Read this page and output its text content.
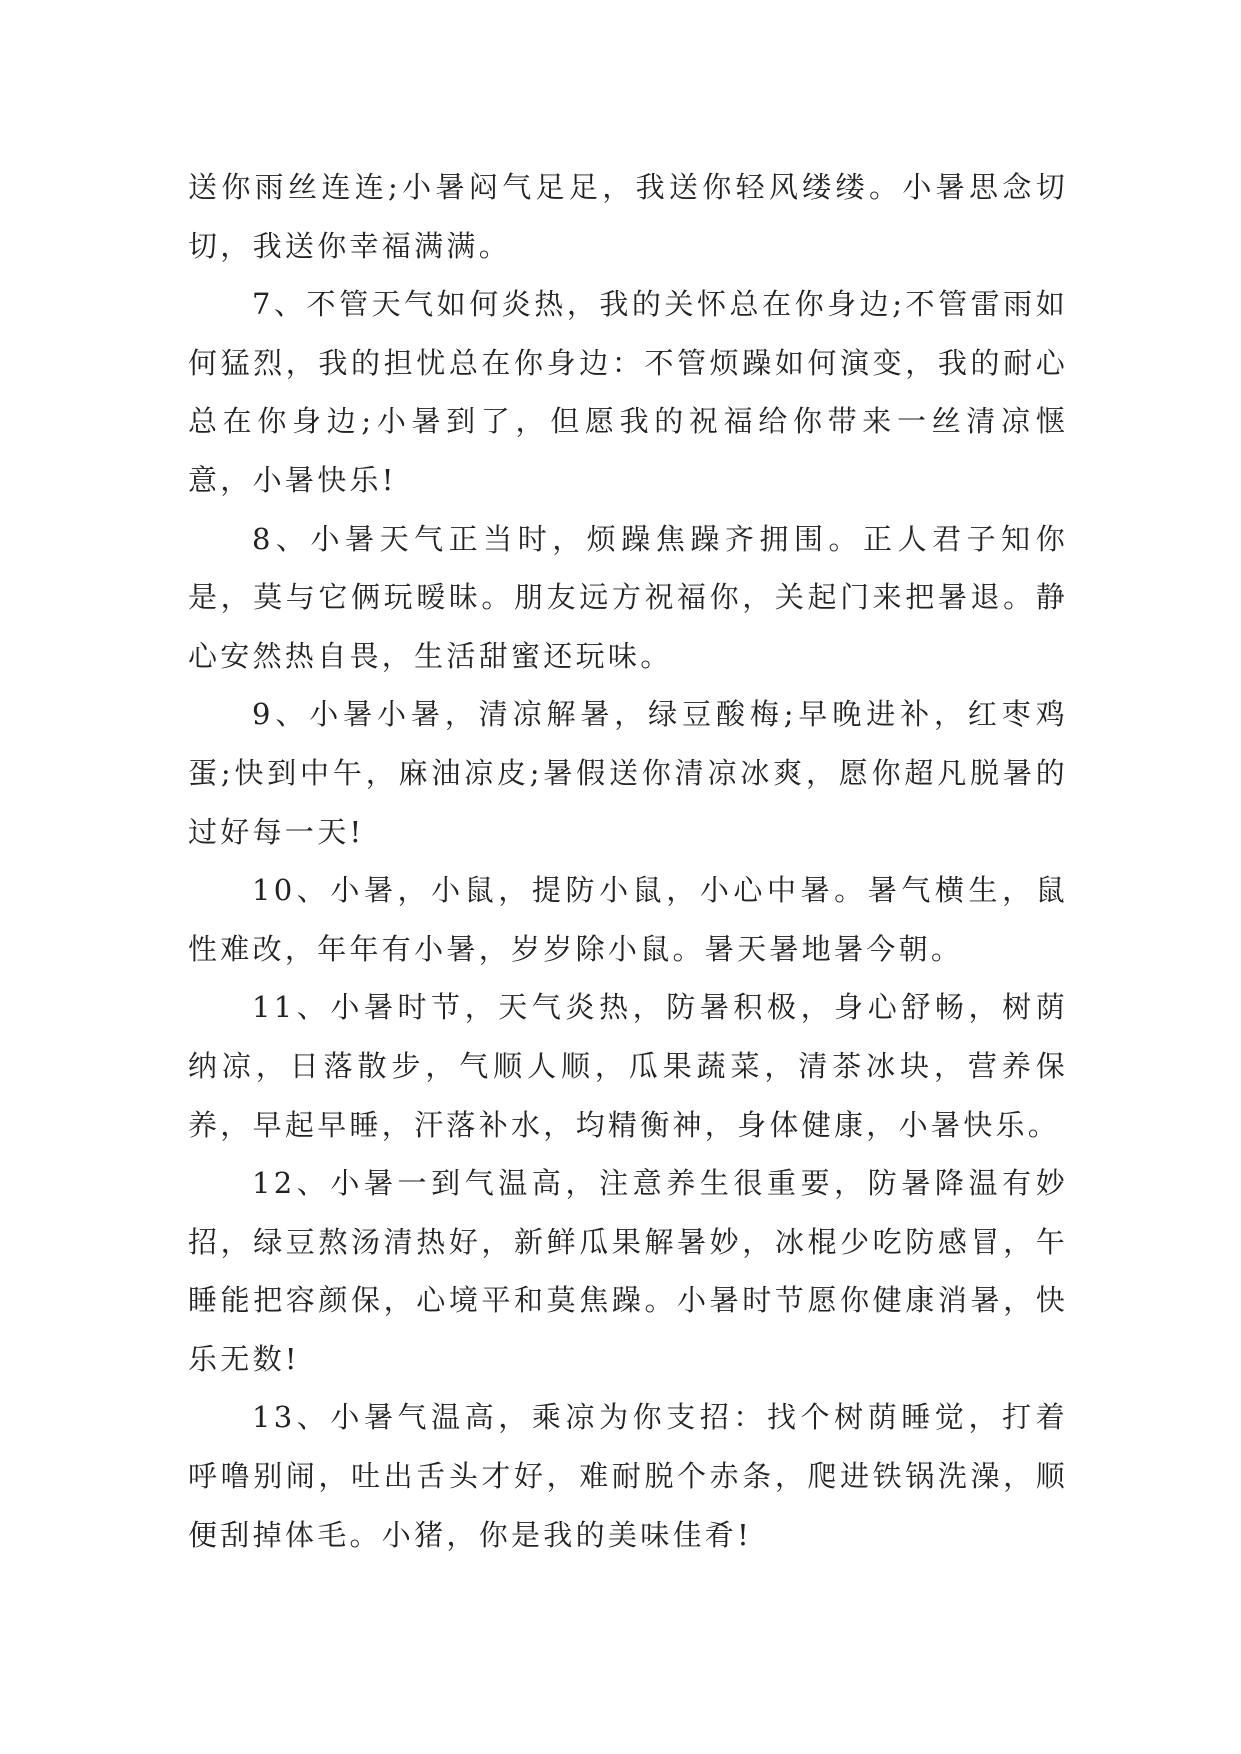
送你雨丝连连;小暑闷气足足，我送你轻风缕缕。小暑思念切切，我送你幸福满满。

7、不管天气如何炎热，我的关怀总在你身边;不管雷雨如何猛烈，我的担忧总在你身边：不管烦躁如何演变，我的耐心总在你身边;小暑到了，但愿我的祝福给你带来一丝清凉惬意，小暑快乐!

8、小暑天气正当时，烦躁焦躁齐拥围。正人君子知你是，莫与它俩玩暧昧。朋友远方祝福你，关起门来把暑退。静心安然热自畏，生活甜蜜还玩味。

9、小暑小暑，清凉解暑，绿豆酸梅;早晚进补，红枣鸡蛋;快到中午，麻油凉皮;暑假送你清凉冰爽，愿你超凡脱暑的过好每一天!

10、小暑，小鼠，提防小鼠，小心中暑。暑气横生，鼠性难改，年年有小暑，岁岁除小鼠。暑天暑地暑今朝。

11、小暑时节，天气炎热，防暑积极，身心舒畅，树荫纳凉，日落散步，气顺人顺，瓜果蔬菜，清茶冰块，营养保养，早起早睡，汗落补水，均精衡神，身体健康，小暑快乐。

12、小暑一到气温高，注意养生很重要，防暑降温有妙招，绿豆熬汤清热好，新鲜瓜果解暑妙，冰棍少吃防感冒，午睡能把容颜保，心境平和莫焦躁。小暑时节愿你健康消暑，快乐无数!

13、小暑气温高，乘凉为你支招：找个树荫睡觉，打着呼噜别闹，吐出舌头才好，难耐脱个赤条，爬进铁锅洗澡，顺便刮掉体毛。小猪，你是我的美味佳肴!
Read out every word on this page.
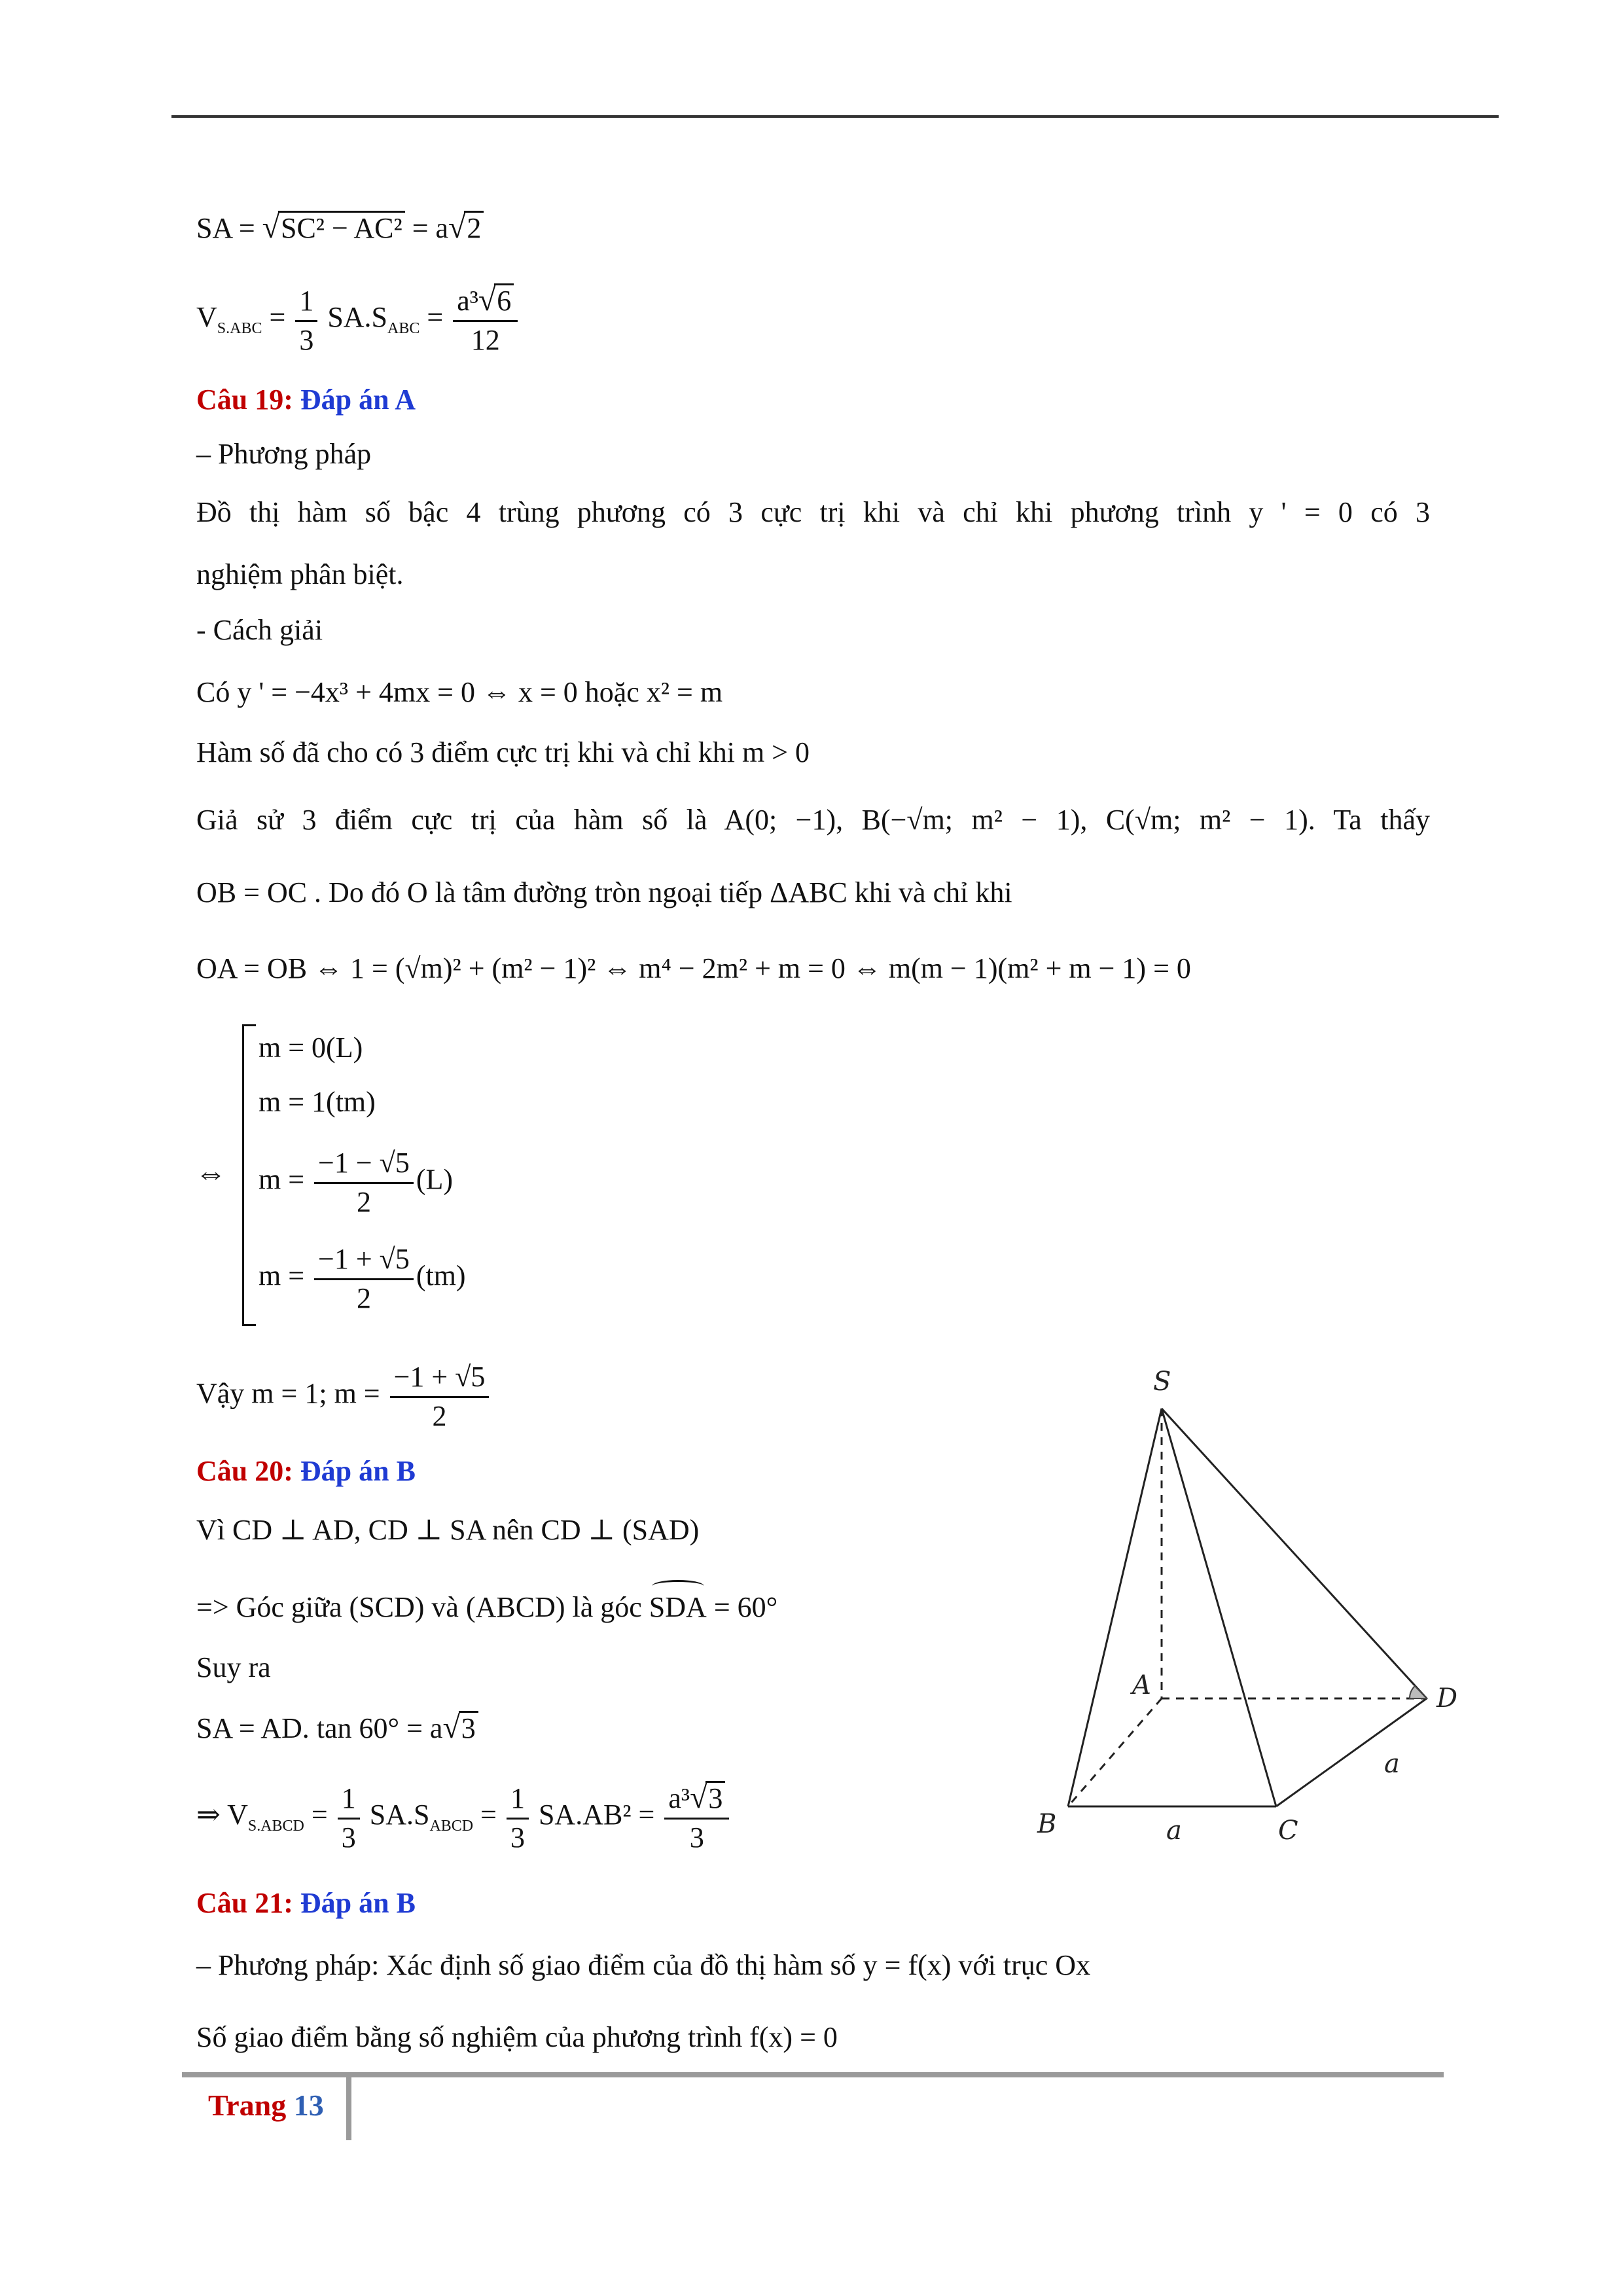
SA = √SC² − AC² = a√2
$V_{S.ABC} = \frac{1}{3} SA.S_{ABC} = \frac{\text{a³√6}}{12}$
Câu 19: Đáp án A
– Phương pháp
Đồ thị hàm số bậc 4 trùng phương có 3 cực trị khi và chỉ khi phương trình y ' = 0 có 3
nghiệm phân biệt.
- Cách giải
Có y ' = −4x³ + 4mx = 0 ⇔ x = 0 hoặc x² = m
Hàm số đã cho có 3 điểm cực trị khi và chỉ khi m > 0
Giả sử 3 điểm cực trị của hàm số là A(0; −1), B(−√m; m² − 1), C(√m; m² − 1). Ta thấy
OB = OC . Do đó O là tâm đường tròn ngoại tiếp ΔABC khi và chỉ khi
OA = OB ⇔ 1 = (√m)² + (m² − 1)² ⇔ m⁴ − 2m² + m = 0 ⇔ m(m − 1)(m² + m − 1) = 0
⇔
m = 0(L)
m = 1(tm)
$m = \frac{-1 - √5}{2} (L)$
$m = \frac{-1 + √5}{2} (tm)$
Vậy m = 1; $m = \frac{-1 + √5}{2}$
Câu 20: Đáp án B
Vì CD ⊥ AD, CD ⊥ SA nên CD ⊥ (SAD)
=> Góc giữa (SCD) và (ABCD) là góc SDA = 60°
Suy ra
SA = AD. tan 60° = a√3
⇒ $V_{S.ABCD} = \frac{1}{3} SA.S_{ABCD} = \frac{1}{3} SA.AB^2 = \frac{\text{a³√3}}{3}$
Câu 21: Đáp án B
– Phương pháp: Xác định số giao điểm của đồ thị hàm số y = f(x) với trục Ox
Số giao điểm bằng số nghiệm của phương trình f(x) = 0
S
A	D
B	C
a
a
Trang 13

____

§ GIVEN REQUEST
Transcribe all of the material exactly, leaving out whatever pictures it contains.

§ RESULT OF THE EXERCISE
Read this page and output its text content.
送你雨丝连连;小暑闷气足足，我送你轻风缕缕。小暑思念切切，我送你幸福满满。

7、不管天气如何炎热，我的关怀总在你身边;不管雷雨如何猛烈，我的担忧总在你身边：不管烦躁如何演变，我的耐心总在你身边;小暑到了，但愿我的祝福给你带来一丝清凉惬意，小暑快乐!

8、小暑天气正当时，烦躁焦躁齐拥围。正人君子知你是，莫与它俩玩暧昧。朋友远方祝福你，关起门来把暑退。静心安然热自畏，生活甜蜜还玩味。

9、小暑小暑，清凉解暑，绿豆酸梅;早晚进补，红枣鸡蛋;快到中午，麻油凉皮;暑假送你清凉冰爽，愿你超凡脱暑的过好每一天!

10、小暑，小鼠，提防小鼠，小心中暑。暑气横生，鼠性难改，年年有小暑，岁岁除小鼠。暑天暑地暑今朝。

11、小暑时节，天气炎热，防暑积极，身心舒畅，树荫纳凉，日落散步，气顺人顺，瓜果蔬菜，清茶冰块，营养保养，早起早睡，汗落补水，均精衡神，身体健康，小暑快乐。

12、小暑一到气温高，注意养生很重要，防暑降温有妙招，绿豆熬汤清热好，新鲜瓜果解暑妙，冰棍少吃防感冒，午睡能把容颜保，心境平和莫焦躁。小暑时节愿你健康消暑，快乐无数!

13、小暑气温高，乘凉为你支招：找个树荫睡觉，打着呼噜别闹，吐出舌头才好，难耐脱个赤条，爬进铁锅洗澡，顺便刮掉体毛。小猪，你是我的美味佳肴!
Read out every word on this page.
SA = √SC² − AC² = a√2
$V_{S.ABC} = \frac{1}{3} SA.S_{ABC} = \frac{\text{a³√6}}{12}$
Câu 19: Đáp án A
– Phương pháp
Đồ thị hàm số bậc 4 trùng phương có 3 cực trị khi và chỉ khi phương trình y ' = 0 có 3
nghiệm phân biệt.
- Cách giải
Có y ' = −4x³ + 4mx = 0 ⇔ x = 0 hoặc x² = m
Hàm số đã cho có 3 điểm cực trị khi và chỉ khi m > 0
Giả sử 3 điểm cực trị của hàm số là A(0; −1), B(−√m; m² − 1), C(√m; m² − 1). Ta thấy
OB = OC . Do đó O là tâm đường tròn ngoại tiếp ΔABC khi và chỉ khi
OA = OB ⇔ 1 = (√m)² + (m² − 1)² ⇔ m⁴ − 2m² + m = 0 ⇔ m(m − 1)(m² + m − 1) = 0
⇔
m = 0(L)
m = 1(tm)
$m = \frac{-1 - √5}{2} (L)$
$m = \frac{-1 + √5}{2} (tm)$
Vậy m = 1; $m = \frac{-1 + √5}{2}$
Câu 20: Đáp án B
Vì CD ⊥ AD, CD ⊥ SA nên CD ⊥ (SAD)
=> Góc giữa (SCD) và (ABCD) là góc SDA = 60°
Suy ra
SA = AD. tan 60° = a√3
⇒ $V_{S.ABCD} = \frac{1}{3} SA.S_{ABCD} = \frac{1}{3} SA.AB^2 = \frac{\text{a³√3}}{3}$
Câu 21: Đáp án B
– Phương pháp: Xác định số giao điểm của đồ thị hàm số y = f(x) với trục Ox
Số giao điểm bằng số nghiệm của phương trình f(x) = 0
S
A	D
B	C
a
a
Trang 13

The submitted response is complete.